Fragmento del texto ▸
_ _ _ _ _
Irán se valdrá de la situación en Irak, Siria y Líbano para plantear un nuevo eje trasversal en la región, que desplace el centro del círculo árabe-sunita. Arabia Saudí irá readaptando su política de contención para fortalecer vínculos con regímenes más afines, y reducir el auge de la injerencia iraní. La Casa Saud ve peligrar su cualidad de líder, mientras que los iraníes perciben al reino saudita como el principal obstáculo a su autoridad.

Las razones que explican este recrudecimiento son cuatro, principalmente. Primero, Irán entiende las revueltas como una ocasión idónea para revertir el orden, mientras que Arabia Saudí las percibe como un debilitamiento de la seguridad regional. Segundo, la política de diálogo de Barack Obama con Hasán Rohaní, que culminará en el acuerdo nuclear de 2015, es percibida por las sauditas como una manera de avalar al polo iraní (Al-Rasheed 2018, 237-238). Tercero, los dirigentes iraníes consideran que sus planes no pueden realizarse a plenitud debido a la injerencia saudita. Cuarto, la corona de los Saud asimila que la única forma de restaurar cierta armonía en el área es delimitar el peso regional de Irán

Arabia Saudí no acepta vías de entendimiento con los iraníes, mientras no rebajen sus pretensiones en Oriente Próximo. Irán rechaza la renuncia a sus principios más elementales de política exterior, al considerar que la beligerante política saudita es la máxima responsable de la situación es. Por consiguiente, la nueva política exterior introducida por el rey Salmán y el príncipe Mohammed bin Salman reafirma a la nación árabe de desgastar a sus contrincantes iraníes y robustecer su poder (Priego 2015, 5-9). De la misma forma, los líderes iraníes no tienen la intención de compendiar su acción regional en un momento que consideran crucial para la pervivencia de su régimen.
_ _ _ _ _
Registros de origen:
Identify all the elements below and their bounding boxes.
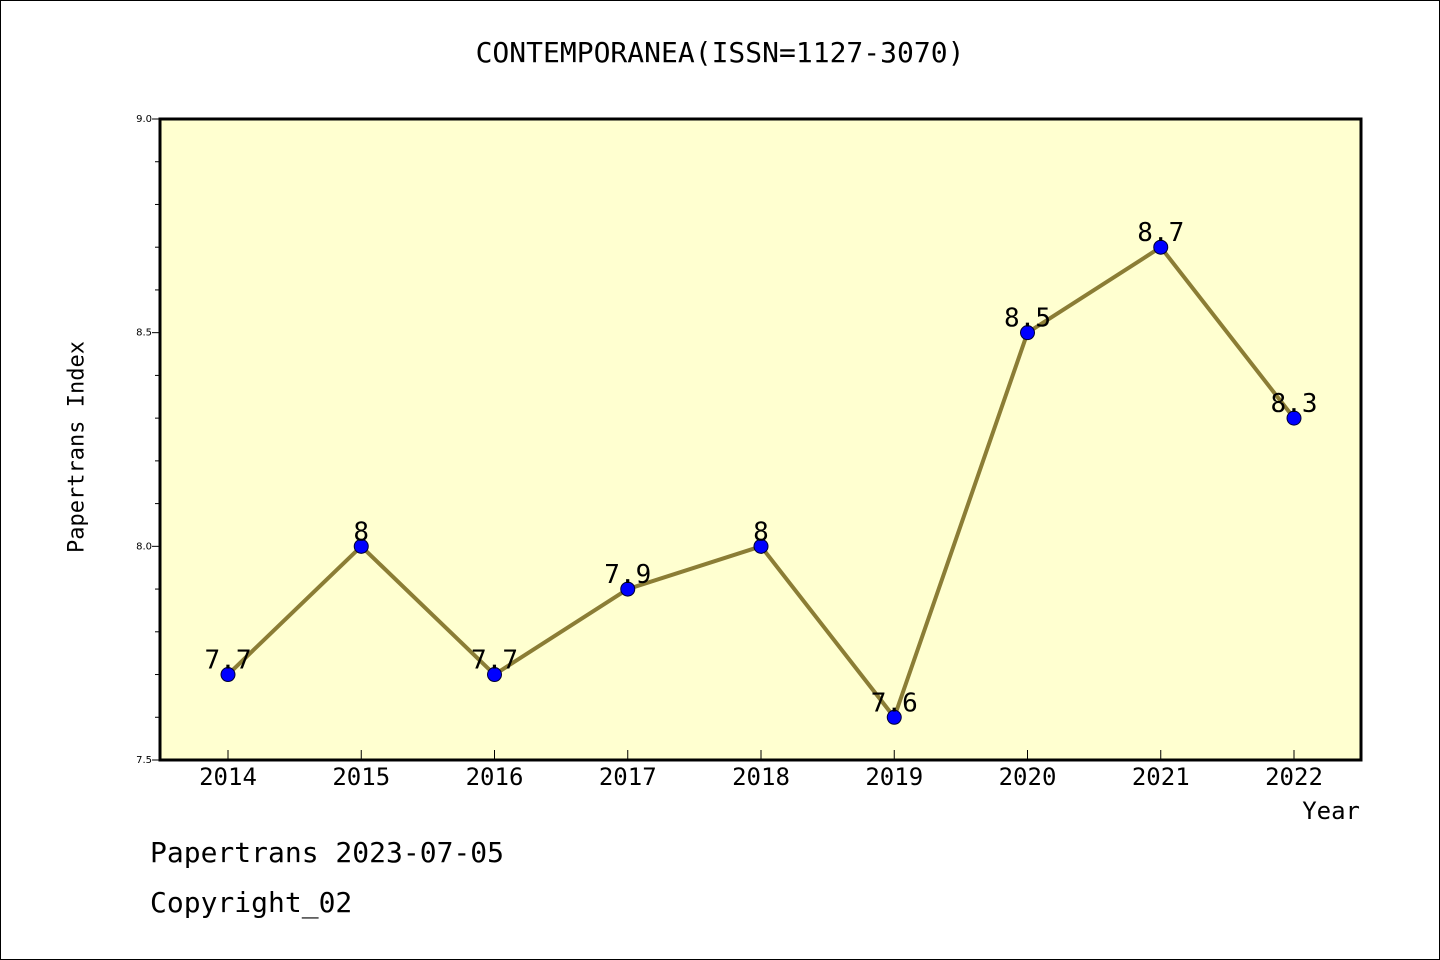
y-tick-label: 8.5	[136, 328, 152, 339]
data-label: 7.9	[604, 560, 651, 590]
footer-copyright: Copyright_02	[150, 886, 353, 919]
data-label: 7.7	[205, 646, 252, 676]
data-label: 8.3	[1271, 389, 1318, 419]
data-label: 8	[753, 517, 769, 547]
x-tick-label: 2015	[332, 763, 390, 791]
data-label: 8	[353, 517, 369, 547]
x-tick-label: 2020	[999, 763, 1057, 791]
chart-title: CONTEMPORANEA(ISSN=1127-3070)	[475, 36, 965, 69]
data-point	[1020, 325, 1035, 341]
x-tick-label: 2017	[599, 763, 657, 791]
x-tick-label: 2022	[1265, 763, 1323, 791]
x-tick-label: 2021	[1132, 763, 1190, 791]
data-point	[1153, 239, 1169, 255]
y-tick-label: 9.0	[136, 114, 152, 125]
data-point	[620, 581, 636, 597]
data-label: 8.5	[1004, 304, 1051, 334]
footer-date: Papertrans 2023-07-05	[150, 836, 505, 869]
data-label: 7.6	[871, 688, 918, 718]
x-tick-label: 2016	[466, 763, 524, 791]
plot-area	[158, 117, 1363, 762]
data-point	[886, 709, 902, 725]
data-point	[220, 667, 236, 683]
y-tick-label: 8.0	[136, 541, 152, 552]
y-tick-label: 7.5	[136, 755, 152, 766]
data-label: 8.7	[1137, 218, 1184, 248]
x-tick-label: 2014	[199, 763, 257, 791]
x-tick-label: 2018	[732, 763, 790, 791]
data-point	[753, 538, 769, 554]
data-label: 7.7	[471, 646, 518, 676]
x-axis-label: Year	[1302, 797, 1360, 825]
data-point	[1286, 410, 1302, 426]
data-point	[353, 538, 369, 554]
data-point	[487, 667, 502, 683]
x-tick-label: 2019	[865, 763, 923, 791]
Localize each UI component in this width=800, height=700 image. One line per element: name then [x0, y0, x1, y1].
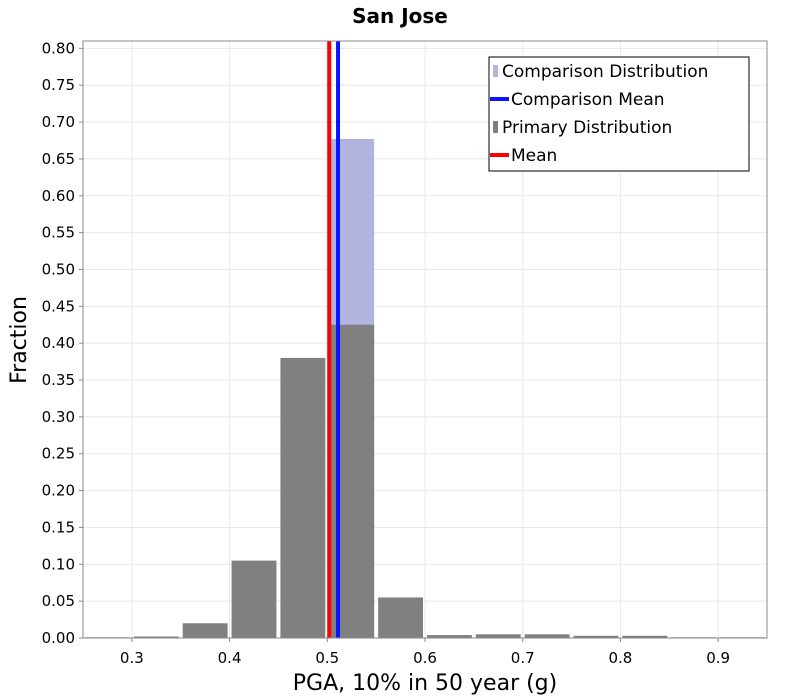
primary-bar-1 — [133, 636, 179, 638]
primary-bar-11 — [622, 635, 668, 638]
y-tick-label-14: 0.70 — [42, 113, 75, 131]
legend-box — [488, 56, 750, 172]
x-tick-label-1: 0.4 — [218, 649, 242, 667]
x-axis-label: PGA, 10% in 50 year (g) — [293, 671, 557, 696]
x-tick-label-4: 0.7 — [511, 649, 535, 667]
mean-lines — [327, 41, 341, 638]
y-axis-ticks: 0.00 0.05 0.10 0.15 0.20 0.25 0.30 0.35 0.40 0.45… — [42, 39, 83, 647]
y-tick-label-11: 0.55 — [42, 224, 75, 242]
legend-label-1: Comparison Mean — [511, 90, 665, 110]
y-tick-label-16: 0.80 — [42, 39, 75, 57]
primary-bar-2 — [182, 623, 228, 638]
y-tick-label-7: 0.35 — [42, 371, 75, 389]
chart-title: San Jose — [352, 4, 448, 28]
primary-bar-4 — [280, 357, 326, 638]
x-tick-label-2: 0.5 — [315, 649, 339, 667]
legend-label-2: Primary Distribution — [502, 118, 672, 138]
legend-label-0: Comparison Distribution — [502, 62, 708, 82]
primary-bar-5 — [329, 324, 375, 638]
y-tick-label-2: 0.10 — [42, 555, 75, 573]
y-tick-label-9: 0.45 — [42, 297, 75, 315]
y-tick-label-1: 0.05 — [42, 592, 75, 610]
y-tick-label-8: 0.40 — [42, 334, 75, 352]
y-tick-label-5: 0.25 — [42, 445, 75, 463]
y-tick-label-3: 0.15 — [42, 518, 75, 536]
x-tick-label-0: 0.3 — [120, 649, 144, 667]
primary-bar-7 — [427, 635, 472, 638]
primary-bar-3 — [231, 560, 277, 638]
legend: Comparison Distribution Comparison Mean Pr… — [488, 56, 750, 172]
primary-bar-9 — [524, 634, 570, 638]
legend-swatch-2 — [493, 121, 498, 133]
y-axis-label: Fraction — [7, 296, 32, 384]
y-tick-label-12: 0.60 — [42, 187, 75, 205]
y-tick-label-4: 0.20 — [42, 482, 75, 500]
legend-swatch-0 — [493, 65, 498, 77]
y-tick-label-13: 0.65 — [42, 150, 75, 168]
x-tick-label-3: 0.6 — [413, 649, 437, 667]
y-tick-label-0: 0.00 — [42, 629, 75, 647]
y-tick-label-15: 0.75 — [42, 76, 75, 94]
primary-bars — [85, 324, 765, 638]
y-tick-label-6: 0.30 — [42, 408, 75, 426]
x-tick-label-6: 0.9 — [706, 649, 730, 667]
legend-label-3: Mean — [511, 146, 557, 166]
x-tick-label-5: 0.8 — [608, 649, 632, 667]
primary-bar-10 — [573, 635, 619, 638]
y-tick-label-10: 0.50 — [42, 260, 75, 278]
x-axis-ticks: 0.3 0.4 0.5 0.6 0.7 0.8 0.9 — [120, 638, 730, 667]
primary-bar-6 — [378, 597, 423, 638]
primary-bar-8 — [475, 634, 521, 638]
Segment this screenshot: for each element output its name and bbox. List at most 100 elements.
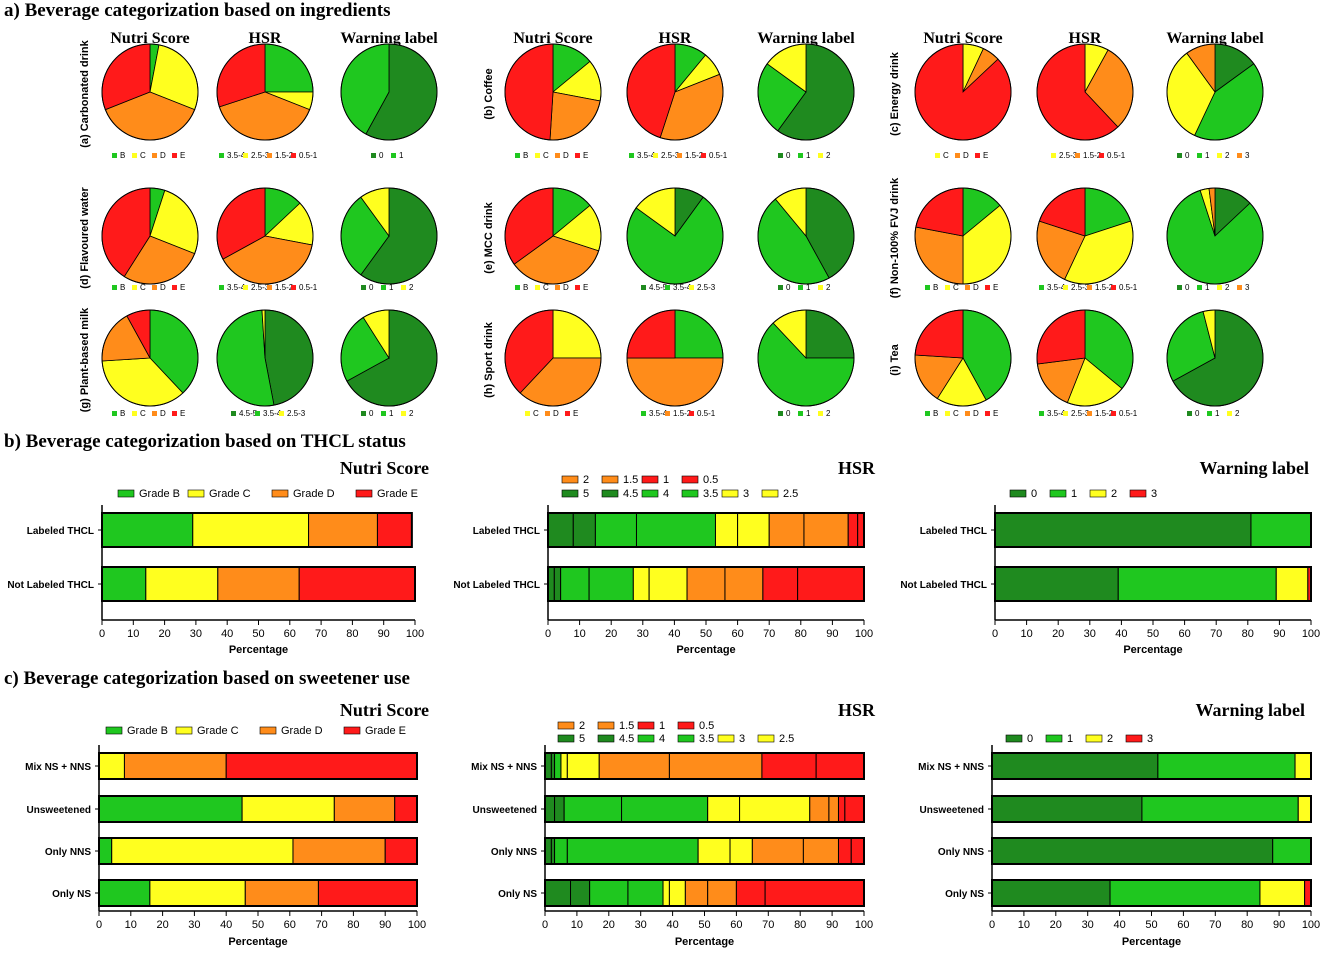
_ _ _ _ _
Detalles del ejercicio ▸ Indica si cada afirmación coincide con el texto sobre la rivalidad entre Irán y Arabia Saudí. Responde sí o no y cita literalmente las palabras del texto que lo deciden. 1. Las razones del recrudecimiento son principalmente cuatro. 2. Arabia Saudí ve las revueltas como una ocasión idónea para revertir el orden. 3. La política de diálogo de Barack Obama con Hasán Rohaní culminará en el acuerdo nuclear de 2015.

Solución del ejercicio ▸
1. Sí: «Las razones que explican este recrudecimiento son cuatro, principalmente.»
2. No: «Irán entiende las revueltas como una ocasión idónea para revertir el orden, mientras que Arabia Saudí las percibe como un debilitamiento de la seguridad regional.»
3. Sí: «la política de diálogo de Barack Obama con Hasán Rohaní, que culminará en el acuerdo nuclear de 2015»